- Data supplied
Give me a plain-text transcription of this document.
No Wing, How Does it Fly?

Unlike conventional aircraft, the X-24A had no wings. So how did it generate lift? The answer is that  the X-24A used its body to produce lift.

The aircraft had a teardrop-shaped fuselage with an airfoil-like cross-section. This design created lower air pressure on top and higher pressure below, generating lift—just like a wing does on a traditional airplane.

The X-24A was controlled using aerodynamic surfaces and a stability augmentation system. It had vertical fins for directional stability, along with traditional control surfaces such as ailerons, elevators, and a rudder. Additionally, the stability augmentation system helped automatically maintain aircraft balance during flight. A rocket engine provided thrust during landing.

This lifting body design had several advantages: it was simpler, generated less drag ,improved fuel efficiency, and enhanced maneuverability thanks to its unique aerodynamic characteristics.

- What to work on
Output the records exactly, including every line.

- Output
Give me a plain-text transcription of this document.
No Wing, How Does it Fly?

Unlike conventional aircraft, the X-24A had no wings. So how did it generate lift? The answer is that  the X-24A used its body to produce lift.

The aircraft had a teardrop-shaped fuselage with an airfoil-like cross-section. This design created lower air pressure on top and higher pressure below, generating lift—just like a wing does on a traditional airplane.

The X-24A was controlled using aerodynamic surfaces and a stability augmentation system. It had vertical fins for directional stability, along with traditional control surfaces such as ailerons, elevators, and a rudder. Additionally, the stability augmentation system helped automatically maintain aircraft balance during flight. A rocket engine provided thrust during landing.

This lifting body design had several advantages: it was simpler, generated less drag ,improved fuel efficiency, and enhanced maneuverability thanks to its unique aerodynamic characteristics.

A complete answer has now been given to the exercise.